Stored dataset items
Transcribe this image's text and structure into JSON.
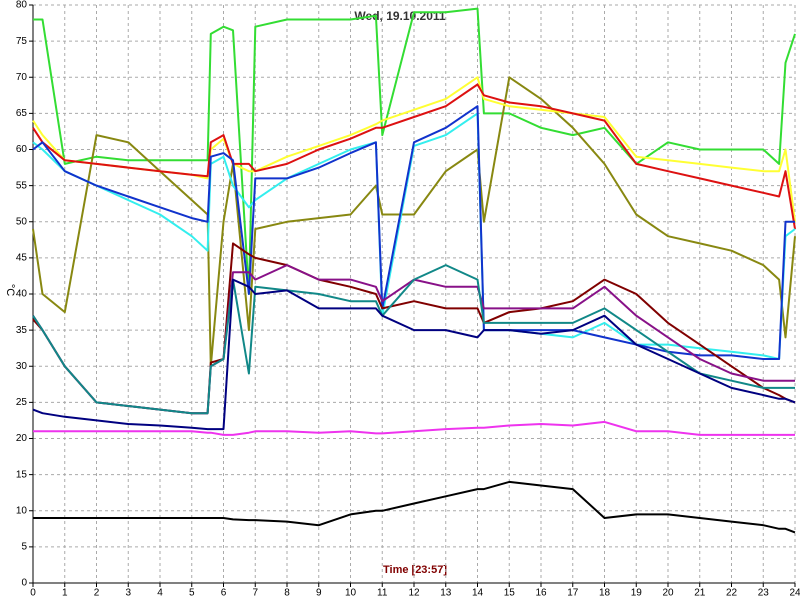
{
  "chart_data": {
    "type": "line",
    "title": "Wed, 19.10.2011",
    "x_label": "Time [23:57]",
    "y_label": "°C",
    "xlim": [
      0,
      24
    ],
    "ylim": [
      0,
      80
    ],
    "xticks": [
      0,
      1,
      2,
      3,
      4,
      5,
      6,
      7,
      8,
      9,
      10,
      11,
      12,
      13,
      14,
      15,
      16,
      17,
      18,
      19,
      20,
      21,
      22,
      23,
      24
    ],
    "yticks": [
      0,
      5,
      10,
      15,
      20,
      25,
      30,
      35,
      40,
      45,
      50,
      55,
      60,
      65,
      70,
      75,
      80
    ],
    "grid": true,
    "x": [
      0,
      0.3,
      1,
      2,
      3,
      4,
      5,
      5.5,
      5.6,
      6,
      6.3,
      6.8,
      7,
      8,
      9,
      10,
      10.8,
      11,
      12,
      13,
      14,
      14.2,
      15,
      16,
      17,
      18,
      19,
      20,
      21,
      22,
      23,
      23.5,
      23.7,
      24
    ],
    "series": [
      {
        "color": "#000000",
        "values": [
          9,
          9,
          9,
          9,
          9,
          9,
          9,
          9,
          9,
          9,
          8.8,
          8.7,
          8.7,
          8.5,
          8,
          9.5,
          10,
          10,
          11,
          12,
          13,
          13,
          14,
          13.5,
          13,
          9,
          9.5,
          9.5,
          9,
          8.5,
          8,
          7.5,
          7.5,
          7
        ]
      },
      {
        "color": "#ee33ee",
        "values": [
          21,
          21,
          21,
          21,
          21,
          21,
          21,
          20.8,
          20.8,
          20.5,
          20.5,
          20.8,
          21,
          21,
          20.8,
          21,
          20.7,
          20.7,
          21,
          21.3,
          21.5,
          21.5,
          21.8,
          22,
          21.8,
          22.3,
          21,
          21,
          20.5,
          20.5,
          20.5,
          20.5,
          20.5,
          20.5
        ]
      },
      {
        "color": "#33dd33",
        "values": [
          78,
          78,
          58,
          59,
          58.5,
          58.5,
          58.5,
          58.5,
          76,
          77,
          76.5,
          40,
          77,
          78,
          78,
          78,
          78.5,
          62,
          79,
          79,
          79.5,
          65,
          65,
          63,
          62,
          63,
          58,
          61,
          60,
          60,
          60,
          58,
          72,
          76
        ]
      },
      {
        "color": "#888811",
        "values": [
          49,
          40,
          37.5,
          62,
          61,
          57,
          53,
          51,
          30,
          50,
          58,
          35,
          49,
          50,
          50.5,
          51,
          55,
          51,
          51,
          57,
          60,
          50,
          70,
          67,
          63,
          58,
          51,
          48,
          47,
          46,
          44,
          42,
          34,
          48
        ]
      },
      {
        "color": "#ffff33",
        "values": [
          64,
          62,
          58.5,
          58,
          57.5,
          57,
          56.5,
          56,
          60,
          61.5,
          58,
          57,
          57,
          59,
          60.5,
          62,
          63.5,
          64,
          65.5,
          67,
          70,
          67,
          66,
          65.5,
          65,
          64.5,
          59,
          58.5,
          58,
          57.5,
          57,
          57,
          60,
          50
        ]
      },
      {
        "color": "#dd1111",
        "values": [
          63,
          61,
          58.5,
          58,
          57.5,
          57,
          56.5,
          56.3,
          61,
          62,
          58,
          58,
          57,
          58,
          60,
          61.5,
          63,
          63,
          64.5,
          66,
          69,
          67.5,
          66.5,
          66,
          65,
          64,
          58,
          57,
          56,
          55,
          54,
          53.5,
          57,
          49
        ]
      },
      {
        "color": "#33eeee",
        "values": [
          61,
          60,
          57,
          55,
          53,
          51,
          48,
          46,
          58,
          59,
          55,
          52,
          53,
          56,
          58,
          60,
          61,
          37,
          60.5,
          62,
          65,
          35,
          35,
          34.5,
          34,
          36,
          33,
          33,
          32.5,
          32,
          31.5,
          31,
          48,
          49
        ]
      },
      {
        "color": "#1133cc",
        "values": [
          60,
          61,
          57,
          55,
          53.5,
          52,
          50.5,
          50,
          59,
          59.5,
          58.5,
          40,
          56,
          56,
          57.5,
          59.5,
          61,
          38,
          61,
          63,
          66,
          35,
          35,
          35,
          35,
          34,
          33,
          32,
          31.5,
          31.5,
          31,
          31,
          50,
          50
        ]
      },
      {
        "color": "#800000",
        "values": [
          36.5,
          35,
          30,
          25,
          24.5,
          24,
          23.5,
          23.5,
          30.5,
          31,
          47,
          45.5,
          45,
          44,
          42,
          41,
          40,
          38,
          39,
          38,
          38,
          36,
          37.5,
          38,
          39,
          42,
          40,
          36,
          33,
          30,
          27,
          26,
          25.5,
          25
        ]
      },
      {
        "color": "#881188",
        "values": [
          37,
          35,
          30,
          25,
          24.5,
          24,
          23.5,
          23.5,
          30,
          31,
          43,
          43,
          42,
          44,
          42,
          42,
          41,
          39,
          42,
          41,
          41,
          38,
          38,
          38,
          38,
          41,
          37,
          34,
          31,
          29,
          28,
          28,
          28,
          28
        ]
      },
      {
        "color": "#118888",
        "values": [
          37,
          35,
          30,
          25,
          24.5,
          24,
          23.5,
          23.5,
          30,
          31,
          42,
          29,
          41,
          40.5,
          40,
          39,
          39,
          37,
          42,
          44,
          42,
          36,
          36,
          36,
          36,
          38,
          35,
          32,
          29,
          28,
          27,
          27,
          27,
          27
        ]
      },
      {
        "color": "#000080",
        "values": [
          24,
          23.5,
          23,
          22.5,
          22,
          21.8,
          21.5,
          21.3,
          21.3,
          21.3,
          42,
          41,
          40,
          40.5,
          38,
          38,
          38,
          37,
          35,
          35,
          34,
          35,
          35,
          34.5,
          35,
          37,
          33,
          31,
          29,
          27,
          26,
          25.5,
          25.5,
          25
        ]
      }
    ]
  }
}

» **The request**
Transcribe the full listing above exactly as it stands, minus the pictures.

» **Problem solution**
Transcribe this image's text and structure into JSON.
{
  "chart_data": {
    "type": "line",
    "title": "Wed, 19.10.2011",
    "x_label": "Time [23:57]",
    "y_label": "°C",
    "xlim": [
      0,
      24
    ],
    "ylim": [
      0,
      80
    ],
    "xticks": [
      0,
      1,
      2,
      3,
      4,
      5,
      6,
      7,
      8,
      9,
      10,
      11,
      12,
      13,
      14,
      15,
      16,
      17,
      18,
      19,
      20,
      21,
      22,
      23,
      24
    ],
    "yticks": [
      0,
      5,
      10,
      15,
      20,
      25,
      30,
      35,
      40,
      45,
      50,
      55,
      60,
      65,
      70,
      75,
      80
    ],
    "grid": true,
    "x": [
      0,
      0.3,
      1,
      2,
      3,
      4,
      5,
      5.5,
      5.6,
      6,
      6.3,
      6.8,
      7,
      8,
      9,
      10,
      10.8,
      11,
      12,
      13,
      14,
      14.2,
      15,
      16,
      17,
      18,
      19,
      20,
      21,
      22,
      23,
      23.5,
      23.7,
      24
    ],
    "series": [
      {
        "color": "#000000",
        "values": [
          9,
          9,
          9,
          9,
          9,
          9,
          9,
          9,
          9,
          9,
          8.8,
          8.7,
          8.7,
          8.5,
          8,
          9.5,
          10,
          10,
          11,
          12,
          13,
          13,
          14,
          13.5,
          13,
          9,
          9.5,
          9.5,
          9,
          8.5,
          8,
          7.5,
          7.5,
          7
        ]
      },
      {
        "color": "#ee33ee",
        "values": [
          21,
          21,
          21,
          21,
          21,
          21,
          21,
          20.8,
          20.8,
          20.5,
          20.5,
          20.8,
          21,
          21,
          20.8,
          21,
          20.7,
          20.7,
          21,
          21.3,
          21.5,
          21.5,
          21.8,
          22,
          21.8,
          22.3,
          21,
          21,
          20.5,
          20.5,
          20.5,
          20.5,
          20.5,
          20.5
        ]
      },
      {
        "color": "#33dd33",
        "values": [
          78,
          78,
          58,
          59,
          58.5,
          58.5,
          58.5,
          58.5,
          76,
          77,
          76.5,
          40,
          77,
          78,
          78,
          78,
          78.5,
          62,
          79,
          79,
          79.5,
          65,
          65,
          63,
          62,
          63,
          58,
          61,
          60,
          60,
          60,
          58,
          72,
          76
        ]
      },
      {
        "color": "#888811",
        "values": [
          49,
          40,
          37.5,
          62,
          61,
          57,
          53,
          51,
          30,
          50,
          58,
          35,
          49,
          50,
          50.5,
          51,
          55,
          51,
          51,
          57,
          60,
          50,
          70,
          67,
          63,
          58,
          51,
          48,
          47,
          46,
          44,
          42,
          34,
          48
        ]
      },
      {
        "color": "#ffff33",
        "values": [
          64,
          62,
          58.5,
          58,
          57.5,
          57,
          56.5,
          56,
          60,
          61.5,
          58,
          57,
          57,
          59,
          60.5,
          62,
          63.5,
          64,
          65.5,
          67,
          70,
          67,
          66,
          65.5,
          65,
          64.5,
          59,
          58.5,
          58,
          57.5,
          57,
          57,
          60,
          50
        ]
      },
      {
        "color": "#dd1111",
        "values": [
          63,
          61,
          58.5,
          58,
          57.5,
          57,
          56.5,
          56.3,
          61,
          62,
          58,
          58,
          57,
          58,
          60,
          61.5,
          63,
          63,
          64.5,
          66,
          69,
          67.5,
          66.5,
          66,
          65,
          64,
          58,
          57,
          56,
          55,
          54,
          53.5,
          57,
          49
        ]
      },
      {
        "color": "#33eeee",
        "values": [
          61,
          60,
          57,
          55,
          53,
          51,
          48,
          46,
          58,
          59,
          55,
          52,
          53,
          56,
          58,
          60,
          61,
          37,
          60.5,
          62,
          65,
          35,
          35,
          34.5,
          34,
          36,
          33,
          33,
          32.5,
          32,
          31.5,
          31,
          48,
          49
        ]
      },
      {
        "color": "#1133cc",
        "values": [
          60,
          61,
          57,
          55,
          53.5,
          52,
          50.5,
          50,
          59,
          59.5,
          58.5,
          40,
          56,
          56,
          57.5,
          59.5,
          61,
          38,
          61,
          63,
          66,
          35,
          35,
          35,
          35,
          34,
          33,
          32,
          31.5,
          31.5,
          31,
          31,
          50,
          50
        ]
      },
      {
        "color": "#800000",
        "values": [
          36.5,
          35,
          30,
          25,
          24.5,
          24,
          23.5,
          23.5,
          30.5,
          31,
          47,
          45.5,
          45,
          44,
          42,
          41,
          40,
          38,
          39,
          38,
          38,
          36,
          37.5,
          38,
          39,
          42,
          40,
          36,
          33,
          30,
          27,
          26,
          25.5,
          25
        ]
      },
      {
        "color": "#881188",
        "values": [
          37,
          35,
          30,
          25,
          24.5,
          24,
          23.5,
          23.5,
          30,
          31,
          43,
          43,
          42,
          44,
          42,
          42,
          41,
          39,
          42,
          41,
          41,
          38,
          38,
          38,
          38,
          41,
          37,
          34,
          31,
          29,
          28,
          28,
          28,
          28
        ]
      },
      {
        "color": "#118888",
        "values": [
          37,
          35,
          30,
          25,
          24.5,
          24,
          23.5,
          23.5,
          30,
          31,
          42,
          29,
          41,
          40.5,
          40,
          39,
          39,
          37,
          42,
          44,
          42,
          36,
          36,
          36,
          36,
          38,
          35,
          32,
          29,
          28,
          27,
          27,
          27,
          27
        ]
      },
      {
        "color": "#000080",
        "values": [
          24,
          23.5,
          23,
          22.5,
          22,
          21.8,
          21.5,
          21.3,
          21.3,
          21.3,
          42,
          41,
          40,
          40.5,
          38,
          38,
          38,
          37,
          35,
          35,
          34,
          35,
          35,
          34.5,
          35,
          37,
          33,
          31,
          29,
          27,
          26,
          25.5,
          25.5,
          25
        ]
      }
    ]
  }
}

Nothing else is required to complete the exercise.